──────── Trecho para ler

Em 1862, em plena Guerra Civil Americana, o então presidente Abraham Lincoln (um republicano declaradamente favorável à libertação dos escravos no Sul) propôs a deportação de “african descendent” para… para a Amazônia, Brazil. Seriam cerca de 4 milhões de pessoas. E o Congresso chegou a aprovar uma verba para o projeto filantrópico. Mas o Brasil, de então, responderia com um enfático não.
Está na edição 156, fevereiro de 2009, da revista Pesquisa Fapesp, texto de Carlos Haag. Os documentos foram levantados pela historiadora Maria Clara Sales Carneiro Sampaio. Em Yale, teve acesso aos mais de dois mil documentos da coleção James Watson Webb Papers, dos anos 1862 e 1863.
“Em meio a uma custosa, em vidas e dinheiro, Guerra Civil, a União estava desesperada por fundos para sufocar a rebelião dos estados confederados”. O presidente Abraham Lincoln, em seu discurso anual, o State of the Union, “ousou pedir ao Congresso a liberação de US$ 600 mil para outro fim que não o conflito”.
“Os congressistas precisam liberar o dinheiro necessário para a deportação de pessoas negras livres para qualquer lugar fora dos Estados Unidos”, afirmou.
Ressalta Carlos Haag: “Não foi a primeira ou a única vez que o governante, um ano antes da proclamação da emancipação dos escravos, falou oficial e publicamente sobre seu interesse em deportar negros. Foram cinco declarações políticas, incluindo-se dois State of the Union e o discurso que precedeu a emancipação.”
– O local onde penso ter uma colônia é na América Central. É mais próxima de nós que a Libéria (território no continente africano, dominado pelos EUA, para onde foram enviados libertos). A terra é excelente para qualquer povo, especialmente a semelhança climática com sua terra natal, sendo, portanto, adequada às suas condições físicas.
Liberdade, coisa perigosa
Lincoln nomeou como representante extraordinário e ministro plenipotenciário James Watson Webb, “um antiabolicionista que via a libertação de escravos como potencialmente mais perigosa do que a escravidão em si“.

────────────────

◆ A fazer
[1] Liste todas as pessoas mencionadas pelo nome no trecho sobre a proposta de Lincoln.
[2] Responda com base no trecho sobre a proposta de Lincoln:
(a) Em que edição da revista Pesquisa Fapesp, e em que mês e ano, saiu o texto citado?
(b) Que quantia Lincoln pediu ao Congresso no State of the Union?
(c) Quantas declarações políticas Lincoln fez sobre seu interesse em deportar negros?

──────── Registros guardados

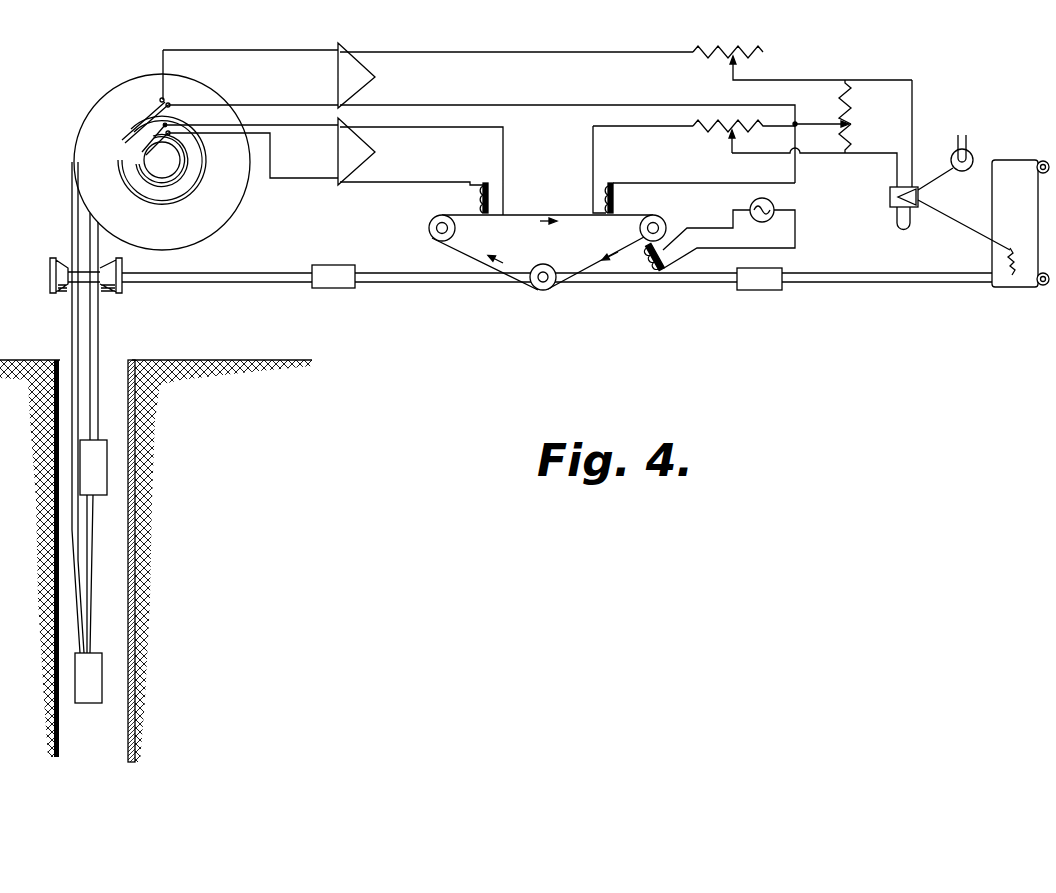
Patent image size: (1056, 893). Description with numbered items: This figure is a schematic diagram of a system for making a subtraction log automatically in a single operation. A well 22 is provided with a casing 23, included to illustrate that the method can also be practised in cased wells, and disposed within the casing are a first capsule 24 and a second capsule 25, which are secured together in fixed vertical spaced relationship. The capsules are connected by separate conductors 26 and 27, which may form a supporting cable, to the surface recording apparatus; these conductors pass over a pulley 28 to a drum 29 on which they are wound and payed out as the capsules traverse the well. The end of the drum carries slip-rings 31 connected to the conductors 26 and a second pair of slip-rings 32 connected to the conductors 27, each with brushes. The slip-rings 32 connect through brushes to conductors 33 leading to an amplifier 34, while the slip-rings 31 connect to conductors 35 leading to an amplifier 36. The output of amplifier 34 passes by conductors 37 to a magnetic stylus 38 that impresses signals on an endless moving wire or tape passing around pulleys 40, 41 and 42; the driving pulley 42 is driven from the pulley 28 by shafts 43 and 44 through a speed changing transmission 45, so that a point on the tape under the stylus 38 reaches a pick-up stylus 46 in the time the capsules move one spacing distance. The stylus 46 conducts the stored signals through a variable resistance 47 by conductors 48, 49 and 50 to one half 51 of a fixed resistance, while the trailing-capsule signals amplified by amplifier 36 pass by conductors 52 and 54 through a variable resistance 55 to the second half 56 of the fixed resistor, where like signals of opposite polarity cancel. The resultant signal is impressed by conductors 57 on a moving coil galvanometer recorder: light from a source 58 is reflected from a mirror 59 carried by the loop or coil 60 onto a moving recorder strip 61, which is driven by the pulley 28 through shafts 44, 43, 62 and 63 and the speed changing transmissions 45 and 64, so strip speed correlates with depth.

The well 22 is at (95, 723).
The casing 23 is at (132, 546).
The first capsule 24 is at (100, 462).
The second capsule 25 is at (95, 669).
The conductors 26 is at (100, 340).
The conductors 27 is at (70, 334).
The pulley 28 is at (124, 289).
The drum 29 is at (90, 112).
The slip-rings 31 is at (196, 186).
The slip-rings 32 is at (142, 168).
The conductors 33 is at (306, 178).
The amplifier 34 is at (345, 183).
The conductors 35 is at (262, 105).
The amplifier 36 is at (366, 50).
The conductors 37 is at (432, 182).
The magnetic stylus 38 is at (490, 184).
The pulley 40 is at (432, 218).
The pulley 41 is at (661, 217).
The driving pulley 42 is at (536, 290).
The shaft 43 is at (445, 283).
The shaft 44 is at (248, 283).
The speed changing transmission 45 is at (343, 289).
The pick-up stylus 46 is at (611, 182).
The variable resistance 47 is at (752, 128).
The conductor 48 is at (635, 126).
The conductor 49 is at (762, 153).
The conductor 50 is at (740, 183).
The half of fixed resistance 51 is at (852, 146).
The conductor 52 is at (540, 52).
The conductor 54 is at (538, 105).
The variable resistance 55 is at (744, 52).
The second half of fixed resistor 56 is at (852, 112).
The conductors 57 is at (912, 130).
The light source 58 is at (974, 150).
The mirror 59 is at (890, 198).
The loop or coil 60 is at (893, 222).
The recorder strip 61 is at (990, 268).
The shaft 62 is at (654, 283).
The shaft 63 is at (862, 283).
The speed changing transmission 64 is at (755, 290).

────────────────

◆ Respostas por tarefa
[1]
Abraham Lincoln
Carlos Haag
Maria Clara Sales Carneiro Sampaio
James Watson Webb

[2]
(a) Na edição 156, de fevereiro de 2009.
(b) US$ 600 mil.
(c) Cinco.